- _Work to complete_: Pictures don't belong in the copy; print all the records exactly.

- _Source data_:

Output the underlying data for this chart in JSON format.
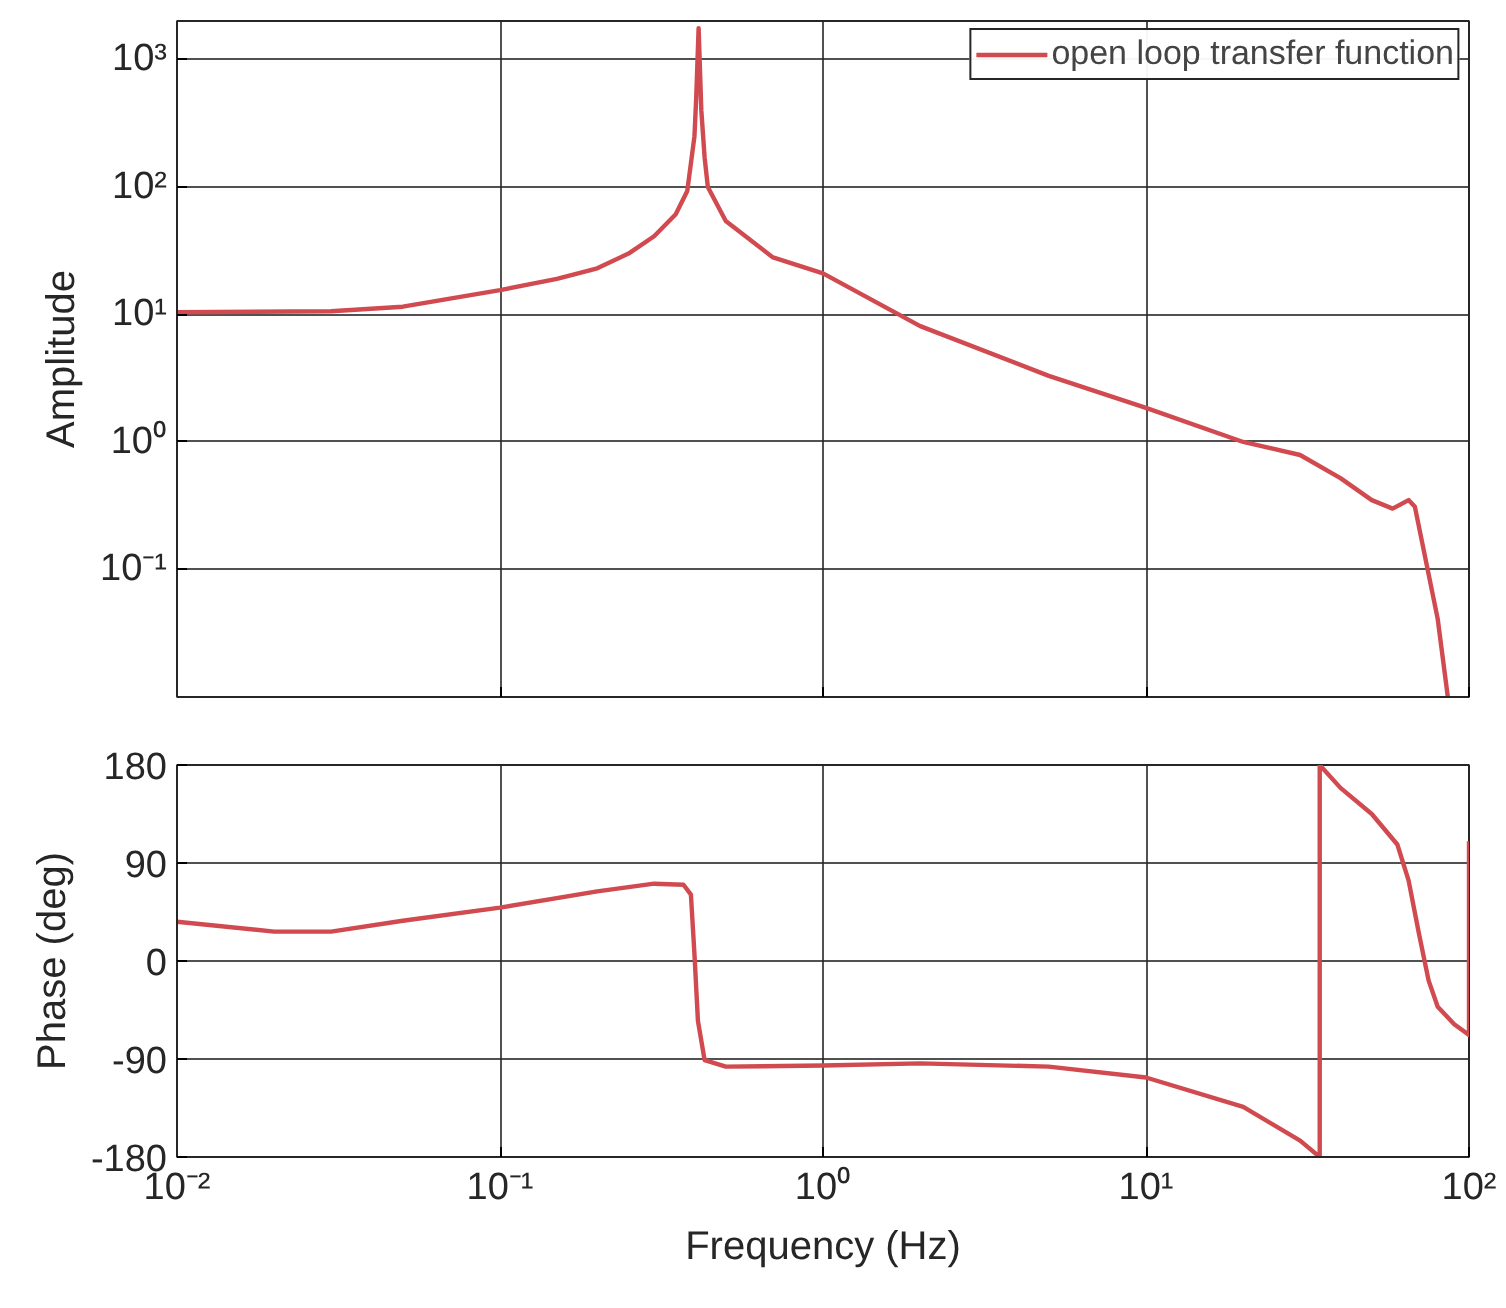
{
  "chart_data": [
    {
      "type": "line",
      "ylabel": "Amplitude",
      "log": "xy",
      "grid": true,
      "legend": "top right",
      "tick_labels": "y",
      "line_style": "solid",
      "marker": "none",
      "xlim": [
        0.01,
        100
      ],
      "xticks": [
        {
          "value": 0.01,
          "label": null
        },
        {
          "value": 0.1,
          "label": null
        },
        {
          "value": 1,
          "label": null
        },
        {
          "value": 10,
          "label": null
        },
        {
          "value": 100,
          "label": null
        }
      ],
      "ylim": [
        0.01,
        2000
      ],
      "yticks": [
        {
          "value": 0.1,
          "label": "10⁻¹"
        },
        {
          "value": 1,
          "label": "10⁰"
        },
        {
          "value": 10,
          "label": "10¹"
        },
        {
          "value": 100,
          "label": "10²"
        },
        {
          "value": 1000,
          "label": "10³"
        }
      ],
      "series": [
        {
          "name": "open loop transfer function",
          "color": "#d04a4f",
          "x": [
            0.01,
            0.03,
            0.05,
            0.1,
            0.15,
            0.2,
            0.25,
            0.3,
            0.35,
            0.38,
            0.4,
            0.405,
            0.412,
            0.42,
            0.43,
            0.44,
            0.5,
            0.7,
            1,
            2,
            5,
            10,
            20,
            30,
            40,
            50,
            58,
            65,
            68,
            80,
            86
          ],
          "values": [
            10.4,
            10.6,
            11.5,
            15.5,
            19,
            23,
            30,
            41,
            61,
            93,
            250,
            500,
            1760,
            400,
            170,
            100,
            54,
            28,
            21,
            8.1,
            3.3,
            1.85,
            1.0,
            0.79,
            0.52,
            0.35,
            0.3,
            0.35,
            0.31,
            0.041,
            0.01
          ]
        }
      ]
    },
    {
      "type": "line",
      "xlabel": "Frequency (Hz)",
      "ylabel": "Phase (deg)",
      "log": "x",
      "grid": true,
      "line_style": "solid",
      "marker": "none",
      "xlim": [
        0.01,
        100
      ],
      "xticks": [
        {
          "value": 0.01,
          "label": "10⁻²"
        },
        {
          "value": 0.1,
          "label": "10⁻¹"
        },
        {
          "value": 1,
          "label": "10⁰"
        },
        {
          "value": 10,
          "label": "10¹"
        },
        {
          "value": 100,
          "label": "10²"
        }
      ],
      "ylim": [
        -180,
        180
      ],
      "yticks": [
        -180,
        -90,
        0,
        90,
        180
      ],
      "series": [
        {
          "color": "#d04a4f",
          "x": [
            0.01,
            0.02,
            0.03,
            0.05,
            0.1,
            0.2,
            0.3,
            0.37,
            0.39,
            0.4,
            0.41,
            0.43,
            0.5,
            1,
            2,
            5,
            10,
            20,
            30,
            34.5,
            34.5,
            40,
            50,
            60,
            65,
            70,
            75,
            80,
            90,
            100,
            100
          ],
          "values": [
            36,
            27,
            27,
            37,
            49,
            64,
            71,
            70,
            61,
            6,
            -55,
            -91,
            -97,
            -96,
            -94,
            -97,
            -107,
            -134,
            -165,
            -180,
            180,
            159,
            135,
            107,
            74,
            25,
            -18,
            -42,
            -58,
            -68,
            110
          ]
        }
      ]
    }
  ]
}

- _Output of the exercise_:
Output the underlying data for this chart in JSON format.
{
  "chart_data": [
    {
      "type": "line",
      "ylabel": "Amplitude",
      "log": "xy",
      "grid": true,
      "legend": "top right",
      "tick_labels": "y",
      "line_style": "solid",
      "marker": "none",
      "xlim": [
        0.01,
        100
      ],
      "xticks": [
        {
          "value": 0.01,
          "label": null
        },
        {
          "value": 0.1,
          "label": null
        },
        {
          "value": 1,
          "label": null
        },
        {
          "value": 10,
          "label": null
        },
        {
          "value": 100,
          "label": null
        }
      ],
      "ylim": [
        0.01,
        2000
      ],
      "yticks": [
        {
          "value": 0.1,
          "label": "10⁻¹"
        },
        {
          "value": 1,
          "label": "10⁰"
        },
        {
          "value": 10,
          "label": "10¹"
        },
        {
          "value": 100,
          "label": "10²"
        },
        {
          "value": 1000,
          "label": "10³"
        }
      ],
      "series": [
        {
          "name": "open loop transfer function",
          "color": "#d04a4f",
          "x": [
            0.01,
            0.03,
            0.05,
            0.1,
            0.15,
            0.2,
            0.25,
            0.3,
            0.35,
            0.38,
            0.4,
            0.405,
            0.412,
            0.42,
            0.43,
            0.44,
            0.5,
            0.7,
            1,
            2,
            5,
            10,
            20,
            30,
            40,
            50,
            58,
            65,
            68,
            80,
            86
          ],
          "values": [
            10.4,
            10.6,
            11.5,
            15.5,
            19,
            23,
            30,
            41,
            61,
            93,
            250,
            500,
            1760,
            400,
            170,
            100,
            54,
            28,
            21,
            8.1,
            3.3,
            1.85,
            1.0,
            0.79,
            0.52,
            0.35,
            0.3,
            0.35,
            0.31,
            0.041,
            0.01
          ]
        }
      ]
    },
    {
      "type": "line",
      "xlabel": "Frequency (Hz)",
      "ylabel": "Phase (deg)",
      "log": "x",
      "grid": true,
      "line_style": "solid",
      "marker": "none",
      "xlim": [
        0.01,
        100
      ],
      "xticks": [
        {
          "value": 0.01,
          "label": "10⁻²"
        },
        {
          "value": 0.1,
          "label": "10⁻¹"
        },
        {
          "value": 1,
          "label": "10⁰"
        },
        {
          "value": 10,
          "label": "10¹"
        },
        {
          "value": 100,
          "label": "10²"
        }
      ],
      "ylim": [
        -180,
        180
      ],
      "yticks": [
        -180,
        -90,
        0,
        90,
        180
      ],
      "series": [
        {
          "color": "#d04a4f",
          "x": [
            0.01,
            0.02,
            0.03,
            0.05,
            0.1,
            0.2,
            0.3,
            0.37,
            0.39,
            0.4,
            0.41,
            0.43,
            0.5,
            1,
            2,
            5,
            10,
            20,
            30,
            34.5,
            34.5,
            40,
            50,
            60,
            65,
            70,
            75,
            80,
            90,
            100,
            100
          ],
          "values": [
            36,
            27,
            27,
            37,
            49,
            64,
            71,
            70,
            61,
            6,
            -55,
            -91,
            -97,
            -96,
            -94,
            -97,
            -107,
            -134,
            -165,
            -180,
            180,
            159,
            135,
            107,
            74,
            25,
            -18,
            -42,
            -58,
            -68,
            110
          ]
        }
      ]
    }
  ]
}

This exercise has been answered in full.